- Materials provided -
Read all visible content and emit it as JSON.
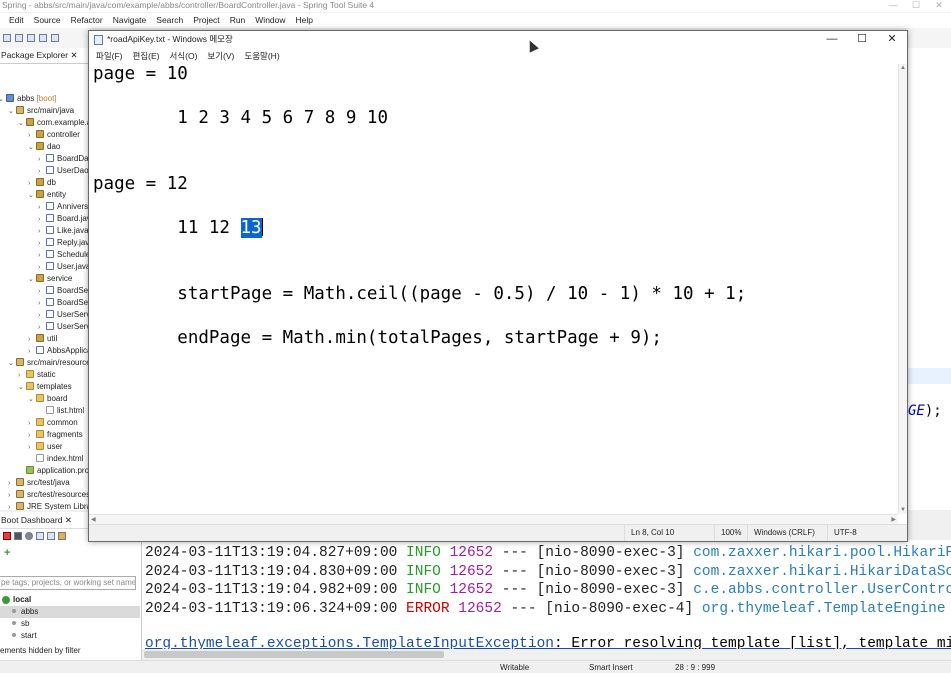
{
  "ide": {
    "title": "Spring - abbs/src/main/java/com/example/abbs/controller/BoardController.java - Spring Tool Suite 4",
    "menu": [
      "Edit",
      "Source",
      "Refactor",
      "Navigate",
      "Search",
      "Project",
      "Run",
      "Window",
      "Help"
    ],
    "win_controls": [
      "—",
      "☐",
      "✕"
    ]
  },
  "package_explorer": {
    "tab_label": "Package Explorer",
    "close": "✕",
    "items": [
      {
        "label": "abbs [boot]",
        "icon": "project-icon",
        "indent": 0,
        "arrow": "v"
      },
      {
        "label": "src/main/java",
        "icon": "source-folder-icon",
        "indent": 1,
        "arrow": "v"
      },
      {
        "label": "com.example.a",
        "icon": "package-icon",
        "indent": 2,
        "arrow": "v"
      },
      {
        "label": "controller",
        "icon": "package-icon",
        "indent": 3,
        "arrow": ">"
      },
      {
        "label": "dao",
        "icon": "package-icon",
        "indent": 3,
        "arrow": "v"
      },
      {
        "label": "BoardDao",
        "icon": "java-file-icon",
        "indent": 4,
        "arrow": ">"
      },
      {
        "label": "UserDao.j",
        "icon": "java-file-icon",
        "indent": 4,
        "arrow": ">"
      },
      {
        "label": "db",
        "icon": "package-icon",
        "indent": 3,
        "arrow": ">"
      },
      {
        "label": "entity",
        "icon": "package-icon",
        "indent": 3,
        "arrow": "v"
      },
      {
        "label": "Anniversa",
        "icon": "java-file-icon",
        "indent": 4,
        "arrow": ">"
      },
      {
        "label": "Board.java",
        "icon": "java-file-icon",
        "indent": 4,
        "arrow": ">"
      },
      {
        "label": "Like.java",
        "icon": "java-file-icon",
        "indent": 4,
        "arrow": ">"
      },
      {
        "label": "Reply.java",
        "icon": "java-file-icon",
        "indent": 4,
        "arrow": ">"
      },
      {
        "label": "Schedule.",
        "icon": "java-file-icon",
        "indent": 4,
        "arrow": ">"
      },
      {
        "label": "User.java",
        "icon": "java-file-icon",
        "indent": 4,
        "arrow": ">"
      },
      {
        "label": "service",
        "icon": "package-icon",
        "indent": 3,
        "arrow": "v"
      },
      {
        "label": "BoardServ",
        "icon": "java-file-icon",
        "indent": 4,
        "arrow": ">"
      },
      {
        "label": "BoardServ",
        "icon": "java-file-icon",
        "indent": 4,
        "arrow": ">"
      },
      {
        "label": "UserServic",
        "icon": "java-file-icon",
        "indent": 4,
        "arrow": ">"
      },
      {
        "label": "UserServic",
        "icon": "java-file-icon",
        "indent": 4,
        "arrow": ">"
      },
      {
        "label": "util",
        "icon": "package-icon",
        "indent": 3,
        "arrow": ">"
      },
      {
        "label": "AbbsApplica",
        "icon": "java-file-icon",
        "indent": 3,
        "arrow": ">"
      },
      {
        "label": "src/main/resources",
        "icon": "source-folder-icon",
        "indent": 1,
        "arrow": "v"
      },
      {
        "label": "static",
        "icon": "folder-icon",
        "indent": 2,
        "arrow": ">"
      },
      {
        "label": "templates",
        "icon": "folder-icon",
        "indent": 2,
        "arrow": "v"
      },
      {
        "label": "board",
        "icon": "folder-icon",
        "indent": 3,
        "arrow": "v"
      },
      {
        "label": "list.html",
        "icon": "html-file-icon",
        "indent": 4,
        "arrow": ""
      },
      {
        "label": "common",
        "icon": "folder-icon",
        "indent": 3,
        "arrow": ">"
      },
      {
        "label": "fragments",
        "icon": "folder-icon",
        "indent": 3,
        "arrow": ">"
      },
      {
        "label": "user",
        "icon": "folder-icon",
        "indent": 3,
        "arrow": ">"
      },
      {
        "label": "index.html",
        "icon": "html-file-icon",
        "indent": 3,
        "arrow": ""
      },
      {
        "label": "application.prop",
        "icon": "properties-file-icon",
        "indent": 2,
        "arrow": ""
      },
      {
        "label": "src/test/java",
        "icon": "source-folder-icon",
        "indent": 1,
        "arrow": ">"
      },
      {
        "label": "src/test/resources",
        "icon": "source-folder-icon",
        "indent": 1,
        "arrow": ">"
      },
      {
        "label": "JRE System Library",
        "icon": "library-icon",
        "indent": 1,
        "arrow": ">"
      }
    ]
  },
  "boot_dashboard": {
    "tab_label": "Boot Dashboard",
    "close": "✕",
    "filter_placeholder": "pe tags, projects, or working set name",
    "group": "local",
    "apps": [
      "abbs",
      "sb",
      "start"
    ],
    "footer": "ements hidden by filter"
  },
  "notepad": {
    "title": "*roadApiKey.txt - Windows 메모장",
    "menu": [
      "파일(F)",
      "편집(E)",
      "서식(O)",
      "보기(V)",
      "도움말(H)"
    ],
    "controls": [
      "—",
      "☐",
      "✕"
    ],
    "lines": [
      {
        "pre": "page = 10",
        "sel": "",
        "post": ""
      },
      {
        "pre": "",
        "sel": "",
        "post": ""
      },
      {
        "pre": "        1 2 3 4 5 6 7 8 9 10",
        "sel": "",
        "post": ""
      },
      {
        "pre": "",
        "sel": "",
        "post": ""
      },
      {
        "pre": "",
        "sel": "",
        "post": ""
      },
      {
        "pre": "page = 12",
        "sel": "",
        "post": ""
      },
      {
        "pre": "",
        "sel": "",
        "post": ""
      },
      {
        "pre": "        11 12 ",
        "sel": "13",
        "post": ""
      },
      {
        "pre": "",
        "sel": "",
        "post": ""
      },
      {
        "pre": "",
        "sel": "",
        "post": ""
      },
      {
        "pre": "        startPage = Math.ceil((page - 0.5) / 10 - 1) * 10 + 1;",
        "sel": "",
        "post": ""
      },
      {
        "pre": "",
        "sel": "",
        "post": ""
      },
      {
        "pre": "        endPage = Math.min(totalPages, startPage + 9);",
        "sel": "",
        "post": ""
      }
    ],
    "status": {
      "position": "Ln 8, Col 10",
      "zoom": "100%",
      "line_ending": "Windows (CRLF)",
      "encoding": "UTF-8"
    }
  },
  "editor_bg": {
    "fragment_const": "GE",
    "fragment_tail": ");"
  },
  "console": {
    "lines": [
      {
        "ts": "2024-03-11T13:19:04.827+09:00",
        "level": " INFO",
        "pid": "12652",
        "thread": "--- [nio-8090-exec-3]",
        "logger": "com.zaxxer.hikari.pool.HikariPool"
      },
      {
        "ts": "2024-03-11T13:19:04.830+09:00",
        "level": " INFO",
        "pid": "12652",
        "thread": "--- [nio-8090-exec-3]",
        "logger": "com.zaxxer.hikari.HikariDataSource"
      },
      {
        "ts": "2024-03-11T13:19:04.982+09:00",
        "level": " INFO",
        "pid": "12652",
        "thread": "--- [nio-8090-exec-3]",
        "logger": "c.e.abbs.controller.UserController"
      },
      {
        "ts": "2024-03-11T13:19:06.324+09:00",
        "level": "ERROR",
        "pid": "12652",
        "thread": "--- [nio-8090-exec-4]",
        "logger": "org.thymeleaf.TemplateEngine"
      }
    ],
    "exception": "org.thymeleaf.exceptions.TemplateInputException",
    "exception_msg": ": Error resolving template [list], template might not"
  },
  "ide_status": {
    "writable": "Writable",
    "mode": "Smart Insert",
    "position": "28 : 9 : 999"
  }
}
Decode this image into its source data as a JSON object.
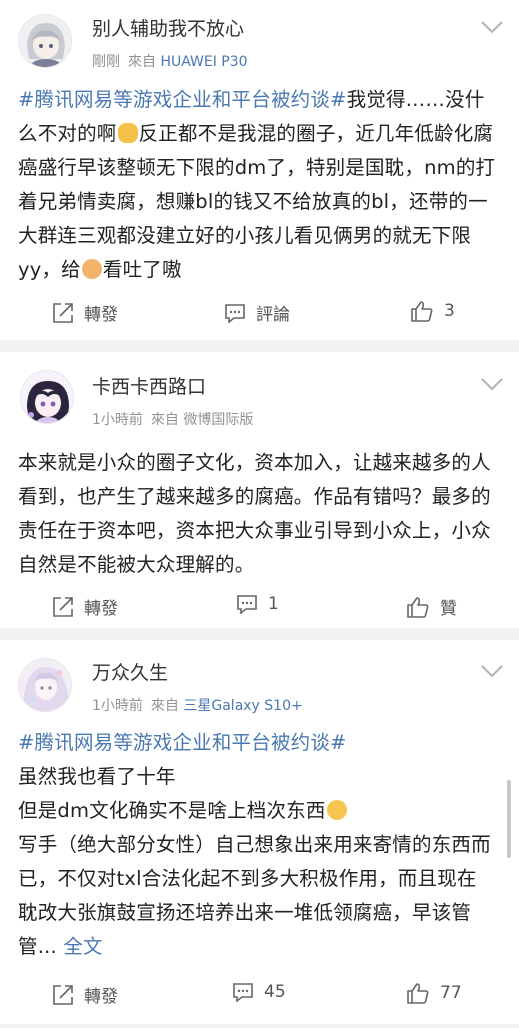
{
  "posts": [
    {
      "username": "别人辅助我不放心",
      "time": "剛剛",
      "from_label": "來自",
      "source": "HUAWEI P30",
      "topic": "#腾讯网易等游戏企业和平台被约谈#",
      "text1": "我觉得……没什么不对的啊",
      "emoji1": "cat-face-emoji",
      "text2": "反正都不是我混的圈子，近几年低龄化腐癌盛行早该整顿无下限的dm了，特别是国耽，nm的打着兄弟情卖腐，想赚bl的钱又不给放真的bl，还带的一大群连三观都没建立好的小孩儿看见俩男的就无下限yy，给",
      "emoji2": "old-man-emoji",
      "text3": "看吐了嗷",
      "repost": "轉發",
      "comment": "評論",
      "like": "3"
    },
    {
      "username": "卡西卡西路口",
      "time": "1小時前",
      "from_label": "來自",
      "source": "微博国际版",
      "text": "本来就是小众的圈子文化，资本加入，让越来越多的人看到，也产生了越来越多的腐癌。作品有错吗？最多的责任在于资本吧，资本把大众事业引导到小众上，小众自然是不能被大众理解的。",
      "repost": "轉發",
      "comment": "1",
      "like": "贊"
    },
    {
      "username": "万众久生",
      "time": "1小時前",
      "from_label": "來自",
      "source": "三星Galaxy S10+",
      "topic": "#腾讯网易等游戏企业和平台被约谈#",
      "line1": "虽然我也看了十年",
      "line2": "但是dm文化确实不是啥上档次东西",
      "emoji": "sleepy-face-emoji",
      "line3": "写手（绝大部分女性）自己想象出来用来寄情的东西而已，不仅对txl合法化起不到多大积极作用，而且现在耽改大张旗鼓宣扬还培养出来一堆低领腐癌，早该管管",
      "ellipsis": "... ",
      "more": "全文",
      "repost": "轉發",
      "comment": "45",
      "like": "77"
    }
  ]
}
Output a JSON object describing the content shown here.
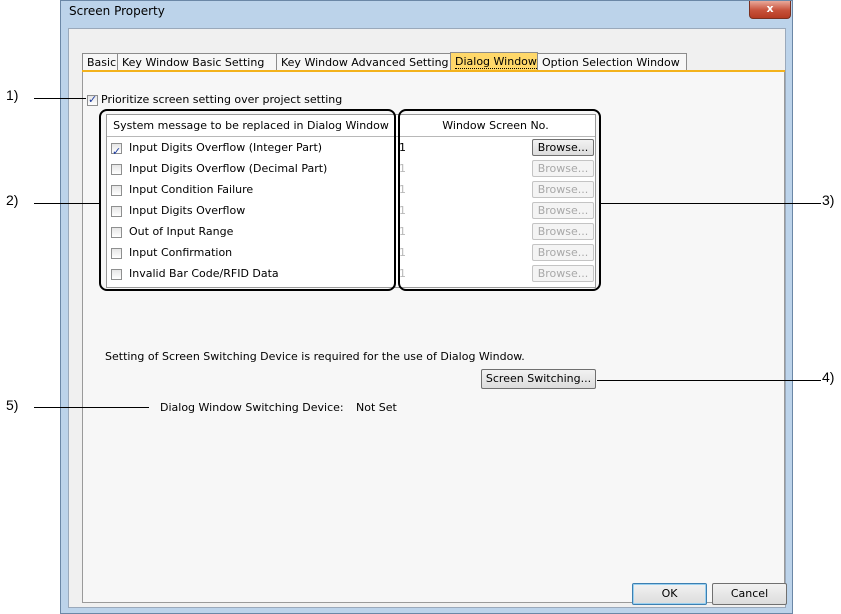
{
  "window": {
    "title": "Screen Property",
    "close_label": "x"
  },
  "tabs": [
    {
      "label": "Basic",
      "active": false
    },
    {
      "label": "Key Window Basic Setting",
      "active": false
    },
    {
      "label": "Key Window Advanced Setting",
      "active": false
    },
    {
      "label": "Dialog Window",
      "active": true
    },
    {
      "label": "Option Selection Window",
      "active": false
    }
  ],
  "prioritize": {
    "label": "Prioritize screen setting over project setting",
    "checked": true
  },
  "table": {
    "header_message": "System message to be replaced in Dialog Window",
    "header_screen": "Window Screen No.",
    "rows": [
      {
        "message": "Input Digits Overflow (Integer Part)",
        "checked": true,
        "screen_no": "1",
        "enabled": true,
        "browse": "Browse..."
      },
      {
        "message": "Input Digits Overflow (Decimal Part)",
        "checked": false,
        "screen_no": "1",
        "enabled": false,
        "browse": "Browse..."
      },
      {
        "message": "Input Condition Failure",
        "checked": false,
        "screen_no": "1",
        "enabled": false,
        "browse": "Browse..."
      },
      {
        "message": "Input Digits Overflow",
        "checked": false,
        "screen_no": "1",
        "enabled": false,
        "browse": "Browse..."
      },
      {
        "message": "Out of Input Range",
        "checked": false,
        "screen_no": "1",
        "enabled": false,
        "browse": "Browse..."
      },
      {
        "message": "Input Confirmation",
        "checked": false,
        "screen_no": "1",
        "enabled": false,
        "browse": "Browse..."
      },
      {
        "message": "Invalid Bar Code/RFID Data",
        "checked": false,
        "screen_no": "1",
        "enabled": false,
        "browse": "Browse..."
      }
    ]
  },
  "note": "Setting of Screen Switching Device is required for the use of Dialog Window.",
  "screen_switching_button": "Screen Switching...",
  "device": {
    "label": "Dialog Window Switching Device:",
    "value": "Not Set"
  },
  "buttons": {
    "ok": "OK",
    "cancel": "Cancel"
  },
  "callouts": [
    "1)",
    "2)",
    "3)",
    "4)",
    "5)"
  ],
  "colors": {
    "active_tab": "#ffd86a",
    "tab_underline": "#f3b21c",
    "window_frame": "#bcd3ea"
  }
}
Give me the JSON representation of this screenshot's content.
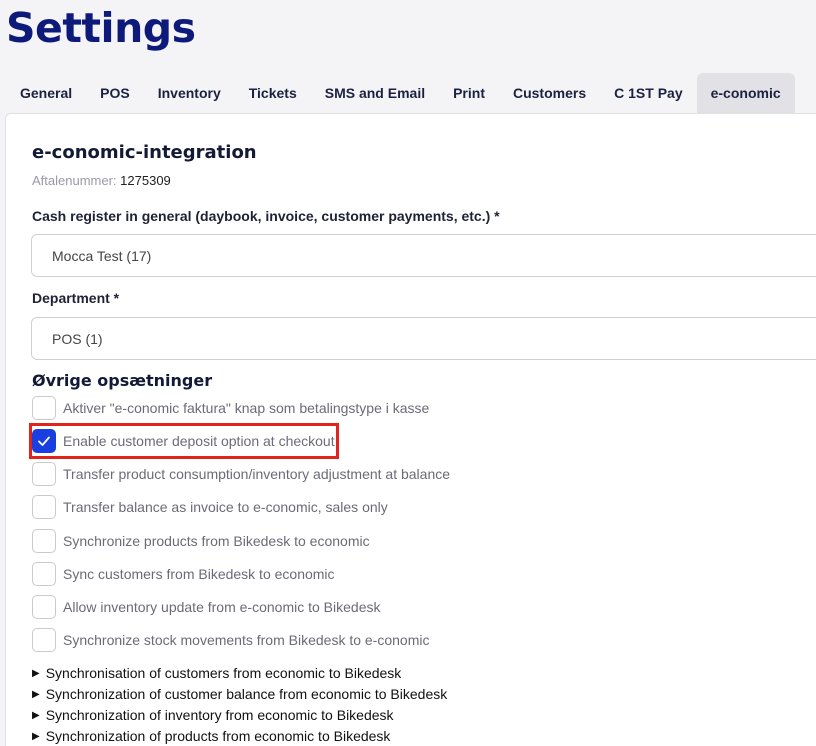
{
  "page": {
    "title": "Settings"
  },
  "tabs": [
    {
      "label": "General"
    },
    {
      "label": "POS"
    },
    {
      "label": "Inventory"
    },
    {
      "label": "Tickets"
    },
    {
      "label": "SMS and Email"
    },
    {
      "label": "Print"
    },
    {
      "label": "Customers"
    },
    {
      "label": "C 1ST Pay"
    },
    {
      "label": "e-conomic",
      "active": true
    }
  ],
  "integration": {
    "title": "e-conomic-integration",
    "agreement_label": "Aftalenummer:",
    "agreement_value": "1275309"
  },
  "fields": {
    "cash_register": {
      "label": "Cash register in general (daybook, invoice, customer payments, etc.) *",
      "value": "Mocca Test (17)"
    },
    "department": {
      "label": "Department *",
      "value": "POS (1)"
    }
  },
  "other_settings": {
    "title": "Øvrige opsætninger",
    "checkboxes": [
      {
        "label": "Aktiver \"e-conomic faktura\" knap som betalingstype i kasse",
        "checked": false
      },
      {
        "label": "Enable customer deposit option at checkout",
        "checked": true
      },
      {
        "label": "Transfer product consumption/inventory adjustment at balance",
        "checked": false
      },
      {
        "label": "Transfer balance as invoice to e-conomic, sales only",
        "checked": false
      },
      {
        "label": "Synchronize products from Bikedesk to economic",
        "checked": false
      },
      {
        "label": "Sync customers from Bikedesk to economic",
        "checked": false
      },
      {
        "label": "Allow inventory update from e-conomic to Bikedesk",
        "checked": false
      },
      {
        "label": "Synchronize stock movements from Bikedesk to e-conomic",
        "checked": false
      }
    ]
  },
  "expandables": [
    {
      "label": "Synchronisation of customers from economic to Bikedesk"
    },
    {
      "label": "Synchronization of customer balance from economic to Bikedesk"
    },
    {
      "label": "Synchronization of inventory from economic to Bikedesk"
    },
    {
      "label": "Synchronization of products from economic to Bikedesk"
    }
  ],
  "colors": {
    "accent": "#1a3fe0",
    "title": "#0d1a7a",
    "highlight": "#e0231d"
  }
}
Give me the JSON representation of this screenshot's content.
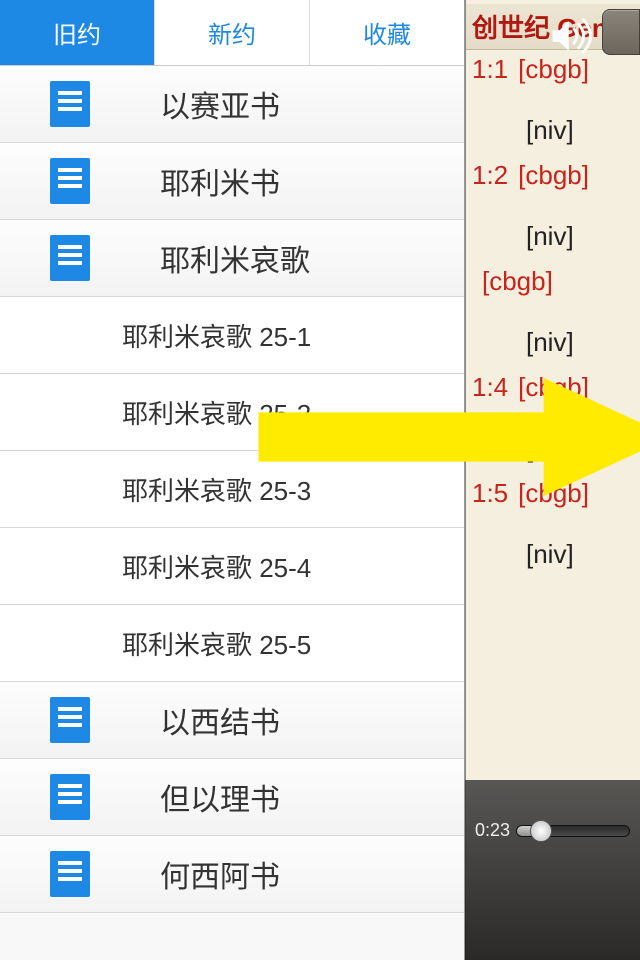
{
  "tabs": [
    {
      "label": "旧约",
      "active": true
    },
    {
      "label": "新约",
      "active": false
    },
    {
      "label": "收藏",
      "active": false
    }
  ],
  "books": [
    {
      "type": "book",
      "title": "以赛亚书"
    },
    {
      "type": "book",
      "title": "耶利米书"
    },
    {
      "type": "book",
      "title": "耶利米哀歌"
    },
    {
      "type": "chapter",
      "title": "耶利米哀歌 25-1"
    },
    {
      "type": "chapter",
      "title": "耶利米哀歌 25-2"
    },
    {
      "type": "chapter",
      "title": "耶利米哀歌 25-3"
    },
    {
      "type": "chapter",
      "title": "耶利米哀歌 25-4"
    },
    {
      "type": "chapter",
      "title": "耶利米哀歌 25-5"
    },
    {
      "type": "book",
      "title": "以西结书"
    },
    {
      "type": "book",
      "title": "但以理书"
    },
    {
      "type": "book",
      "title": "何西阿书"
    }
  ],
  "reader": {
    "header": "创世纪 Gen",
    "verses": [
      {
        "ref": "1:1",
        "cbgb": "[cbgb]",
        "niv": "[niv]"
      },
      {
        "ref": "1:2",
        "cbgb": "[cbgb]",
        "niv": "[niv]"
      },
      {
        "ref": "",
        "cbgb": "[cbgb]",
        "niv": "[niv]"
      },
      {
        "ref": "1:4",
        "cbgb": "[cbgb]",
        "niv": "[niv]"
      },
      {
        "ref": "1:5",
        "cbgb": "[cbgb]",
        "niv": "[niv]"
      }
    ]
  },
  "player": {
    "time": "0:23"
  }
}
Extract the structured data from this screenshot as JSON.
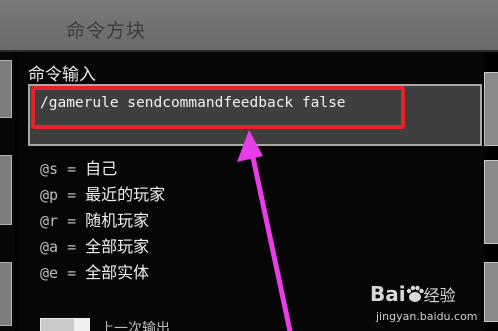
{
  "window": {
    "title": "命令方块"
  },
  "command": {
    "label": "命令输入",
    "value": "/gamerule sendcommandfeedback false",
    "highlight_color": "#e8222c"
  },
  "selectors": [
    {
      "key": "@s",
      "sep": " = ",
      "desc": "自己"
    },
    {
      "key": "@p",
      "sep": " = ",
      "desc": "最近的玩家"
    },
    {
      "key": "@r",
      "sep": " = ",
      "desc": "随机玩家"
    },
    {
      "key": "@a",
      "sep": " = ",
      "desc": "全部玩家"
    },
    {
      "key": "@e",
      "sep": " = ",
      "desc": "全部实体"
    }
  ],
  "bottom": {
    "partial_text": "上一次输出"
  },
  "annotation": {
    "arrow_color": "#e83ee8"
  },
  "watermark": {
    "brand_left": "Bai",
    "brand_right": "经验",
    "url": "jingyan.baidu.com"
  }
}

- Brief -
Show, from the material above, each line that includes the string "resources".

- Right answer -
        "label": "src/main/resources",
        "label": "src/test/resources",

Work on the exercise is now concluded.